**Task goal:** Determine the count of lines holding "wear" and give that count alone.

**Information given:**
━━━━━━━━━━━━━━━━

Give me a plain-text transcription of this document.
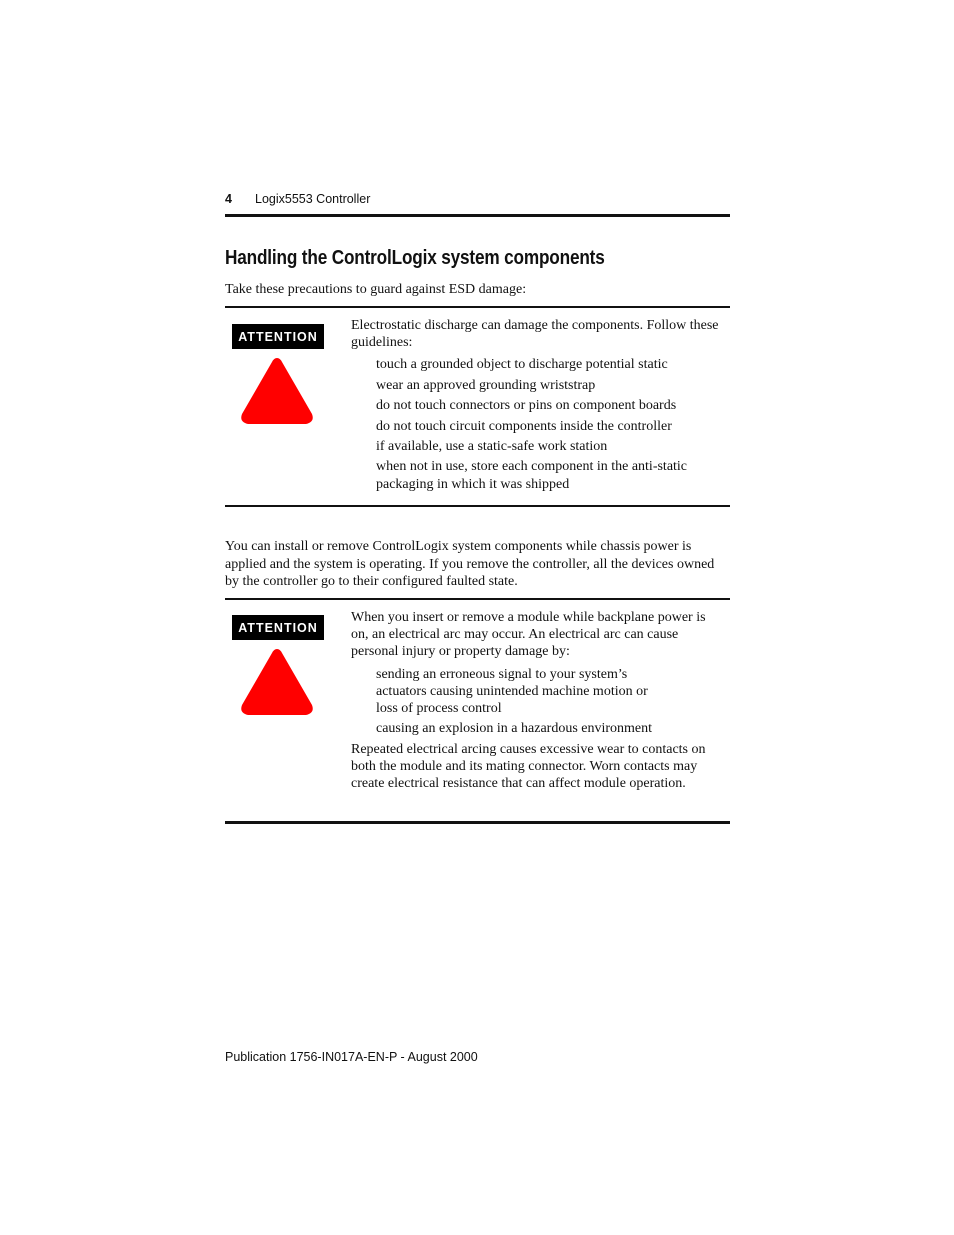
4 Logix5553 Controller
Handling the ControlLogix system components
Take these precautions to guard against ESD damage:
ATTENTION

Electrostatic discharge can damage the components. Follow these guidelines:

touch a grounded object to discharge potential static
wear an approved grounding wriststrap
do not touch connectors or pins on component boards
do not touch circuit components inside the controller
if available, use a static-safe work station
when not in use, store each component in the anti-static packaging in which it was shipped
You can install or remove ControlLogix system components while chassis power is applied and the system is operating. If you remove the controller, all the devices owned by the controller go to their configured faulted state.
ATTENTION

When you insert or remove a module while backplane power is on, an electrical arc may occur. An electrical arc can cause personal injury or property damage by:

sending an erroneous signal to your system’s actuators causing unintended machine motion or loss of process control
causing an explosion in a hazardous environment

Repeated electrical arcing causes excessive wear to contacts on both the module and its mating connector. Worn contacts may create electrical resistance that can affect module operation.

Publication 1756-IN017A-EN-P - August 2000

━━━━━━━━━━━━━━━━

**Solution:** 2